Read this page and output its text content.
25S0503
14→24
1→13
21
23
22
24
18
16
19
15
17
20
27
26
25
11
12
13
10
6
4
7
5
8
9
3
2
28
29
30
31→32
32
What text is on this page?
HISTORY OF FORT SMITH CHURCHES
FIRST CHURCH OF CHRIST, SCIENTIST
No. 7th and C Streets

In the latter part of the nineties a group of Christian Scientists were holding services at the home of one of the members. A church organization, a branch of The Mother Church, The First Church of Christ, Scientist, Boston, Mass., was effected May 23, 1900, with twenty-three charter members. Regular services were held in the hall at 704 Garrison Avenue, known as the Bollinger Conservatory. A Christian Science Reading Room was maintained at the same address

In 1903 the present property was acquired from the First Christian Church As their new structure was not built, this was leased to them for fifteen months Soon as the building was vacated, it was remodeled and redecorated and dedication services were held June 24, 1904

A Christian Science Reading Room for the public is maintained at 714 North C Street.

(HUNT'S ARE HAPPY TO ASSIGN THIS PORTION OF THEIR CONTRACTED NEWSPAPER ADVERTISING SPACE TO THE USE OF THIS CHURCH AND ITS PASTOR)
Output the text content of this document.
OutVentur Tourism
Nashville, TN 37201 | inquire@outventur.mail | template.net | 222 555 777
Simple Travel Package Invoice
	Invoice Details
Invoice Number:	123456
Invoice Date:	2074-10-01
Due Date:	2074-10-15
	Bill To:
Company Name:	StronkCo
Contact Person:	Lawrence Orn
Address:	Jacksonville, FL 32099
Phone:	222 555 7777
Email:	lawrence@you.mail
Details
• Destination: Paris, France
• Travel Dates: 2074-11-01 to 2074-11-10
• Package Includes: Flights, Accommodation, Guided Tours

──────────────────────────────

# Do this:
Read the entries and show each line that mentions "mail".

# Solution to the problem:
Nashville, TN 37201 | inquire@outventur.mail | template.net | 222 555 777
Email:	lawrence@you.mail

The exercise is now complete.